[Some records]
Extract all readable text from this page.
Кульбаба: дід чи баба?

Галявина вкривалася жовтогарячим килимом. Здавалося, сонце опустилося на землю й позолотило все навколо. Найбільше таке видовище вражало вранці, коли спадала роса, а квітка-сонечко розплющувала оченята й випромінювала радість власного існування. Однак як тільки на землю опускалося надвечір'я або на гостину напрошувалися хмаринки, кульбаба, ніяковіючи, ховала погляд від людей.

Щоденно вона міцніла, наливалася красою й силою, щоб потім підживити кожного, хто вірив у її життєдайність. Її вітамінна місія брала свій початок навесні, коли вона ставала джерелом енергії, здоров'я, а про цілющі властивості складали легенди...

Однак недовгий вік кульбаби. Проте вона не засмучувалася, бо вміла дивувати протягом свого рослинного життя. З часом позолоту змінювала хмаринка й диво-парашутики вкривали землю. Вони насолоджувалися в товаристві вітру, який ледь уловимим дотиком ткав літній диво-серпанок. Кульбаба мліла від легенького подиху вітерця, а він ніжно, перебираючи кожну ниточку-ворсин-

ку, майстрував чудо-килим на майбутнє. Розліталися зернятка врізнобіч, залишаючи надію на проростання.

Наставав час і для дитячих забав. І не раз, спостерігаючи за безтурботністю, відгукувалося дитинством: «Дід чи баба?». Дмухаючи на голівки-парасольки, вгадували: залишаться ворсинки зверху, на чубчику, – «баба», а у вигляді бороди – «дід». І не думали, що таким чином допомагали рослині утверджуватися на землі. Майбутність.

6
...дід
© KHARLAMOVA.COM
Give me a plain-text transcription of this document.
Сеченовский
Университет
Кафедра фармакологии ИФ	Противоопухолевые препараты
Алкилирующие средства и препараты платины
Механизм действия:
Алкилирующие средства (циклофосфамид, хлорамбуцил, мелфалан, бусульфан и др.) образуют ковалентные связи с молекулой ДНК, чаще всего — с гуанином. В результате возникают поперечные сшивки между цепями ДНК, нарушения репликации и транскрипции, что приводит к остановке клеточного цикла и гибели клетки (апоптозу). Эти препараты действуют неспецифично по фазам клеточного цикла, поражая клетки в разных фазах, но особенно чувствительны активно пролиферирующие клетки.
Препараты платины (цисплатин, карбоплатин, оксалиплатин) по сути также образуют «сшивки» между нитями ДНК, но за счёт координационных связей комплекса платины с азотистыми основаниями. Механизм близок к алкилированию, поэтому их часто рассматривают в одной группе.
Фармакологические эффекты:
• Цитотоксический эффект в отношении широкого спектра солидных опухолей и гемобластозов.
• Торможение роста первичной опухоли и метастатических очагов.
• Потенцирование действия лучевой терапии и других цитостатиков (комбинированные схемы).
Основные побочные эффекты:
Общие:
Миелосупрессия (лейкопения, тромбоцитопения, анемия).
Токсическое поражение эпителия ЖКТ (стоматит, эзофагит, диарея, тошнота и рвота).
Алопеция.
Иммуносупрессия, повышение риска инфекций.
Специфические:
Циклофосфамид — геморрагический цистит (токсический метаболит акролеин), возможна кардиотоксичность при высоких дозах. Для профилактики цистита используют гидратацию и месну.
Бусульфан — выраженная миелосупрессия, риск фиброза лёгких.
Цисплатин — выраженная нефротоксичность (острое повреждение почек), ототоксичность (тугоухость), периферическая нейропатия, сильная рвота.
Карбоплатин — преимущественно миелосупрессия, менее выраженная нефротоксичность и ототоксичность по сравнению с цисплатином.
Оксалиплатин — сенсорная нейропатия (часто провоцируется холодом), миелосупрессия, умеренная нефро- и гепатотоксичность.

The task
All of the entries above must be quoted exactly.

Answer
Extract all readable text from this page.
Кульбаба: дід чи баба?

Галявина вкривалася жовтогарячим килимом. Здавалося, сонце опустилося на землю й позолотило все навколо. Найбільше таке видовище вражало вранці, коли спадала роса, а квітка-сонечко розплющувала оченята й випромінювала радість власного існування. Однак як тільки на землю опускалося надвечір'я або на гостину напрошувалися хмаринки, кульбаба, ніяковіючи, ховала погляд від людей.

Щоденно вона міцніла, наливалася красою й силою, щоб потім підживити кожного, хто вірив у її життєдайність. Її вітамінна місія брала свій початок навесні, коли вона ставала джерелом енергії, здоров'я, а про цілющі властивості складали легенди...

Однак недовгий вік кульбаби. Проте вона не засмучувалася, бо вміла дивувати протягом свого рослинного життя. З часом позолоту змінювала хмаринка й диво-парашутики вкривали землю. Вони насолоджувалися в товаристві вітру, який ледь уловимим дотиком ткав літній диво-серпанок. Кульбаба мліла від легенького подиху вітерця, а він ніжно, перебираючи кожну ниточку-ворсин-

ку, майстрував чудо-килим на майбутнє. Розліталися зернятка врізнобіч, залишаючи надію на проростання.

Наставав час і для дитячих забав. І не раз, спостерігаючи за безтурботністю, відгукувалося дитинством: «Дід чи баба?». Дмухаючи на голівки-парасольки, вгадували: залишаться ворсинки зверху, на чубчику, – «баба», а у вигляді бороди – «дід». І не думали, що таким чином допомагали рослині утверджуватися на землі. Майбутність.

6
...дід
© KHARLAMOVA.COM
Give me a plain-text transcription of this document.
Сеченовский
Университет
Кафедра фармакологии ИФ	Противоопухолевые препараты
Алкилирующие средства и препараты платины
Механизм действия:
Алкилирующие средства (циклофосфамид, хлорамбуцил, мелфалан, бусульфан и др.) образуют ковалентные связи с молекулой ДНК, чаще всего — с гуанином. В результате возникают поперечные сшивки между цепями ДНК, нарушения репликации и транскрипции, что приводит к остановке клеточного цикла и гибели клетки (апоптозу). Эти препараты действуют неспецифично по фазам клеточного цикла, поражая клетки в разных фазах, но особенно чувствительны активно пролиферирующие клетки.
Препараты платины (цисплатин, карбоплатин, оксалиплатин) по сути также образуют «сшивки» между нитями ДНК, но за счёт координационных связей комплекса платины с азотистыми основаниями. Механизм близок к алкилированию, поэтому их часто рассматривают в одной группе.
Фармакологические эффекты:
• Цитотоксический эффект в отношении широкого спектра солидных опухолей и гемобластозов.
• Торможение роста первичной опухоли и метастатических очагов.
• Потенцирование действия лучевой терапии и других цитостатиков (комбинированные схемы).
Основные побочные эффекты:
Общие:
Миелосупрессия (лейкопения, тромбоцитопения, анемия).
Токсическое поражение эпителия ЖКТ (стоматит, эзофагит, диарея, тошнота и рвота).
Алопеция.
Иммуносупрессия, повышение риска инфекций.
Специфические:
Циклофосфамид — геморрагический цистит (токсический метаболит акролеин), возможна кардиотоксичность при высоких дозах. Для профилактики цистита используют гидратацию и месну.
Бусульфан — выраженная миелосупрессия, риск фиброза лёгких.
Цисплатин — выраженная нефротоксичность (острое повреждение почек), ототоксичность (тугоухость), периферическая нейропатия, сильная рвота.
Карбоплатин — преимущественно миелосупрессия, менее выраженная нефротоксичность и ототоксичность по сравнению с цисплатином.
Оксалиплатин — сенсорная нейропатия (часто провоцируется холодом), миелосупрессия, умеренная нефро- и гепатотоксичность.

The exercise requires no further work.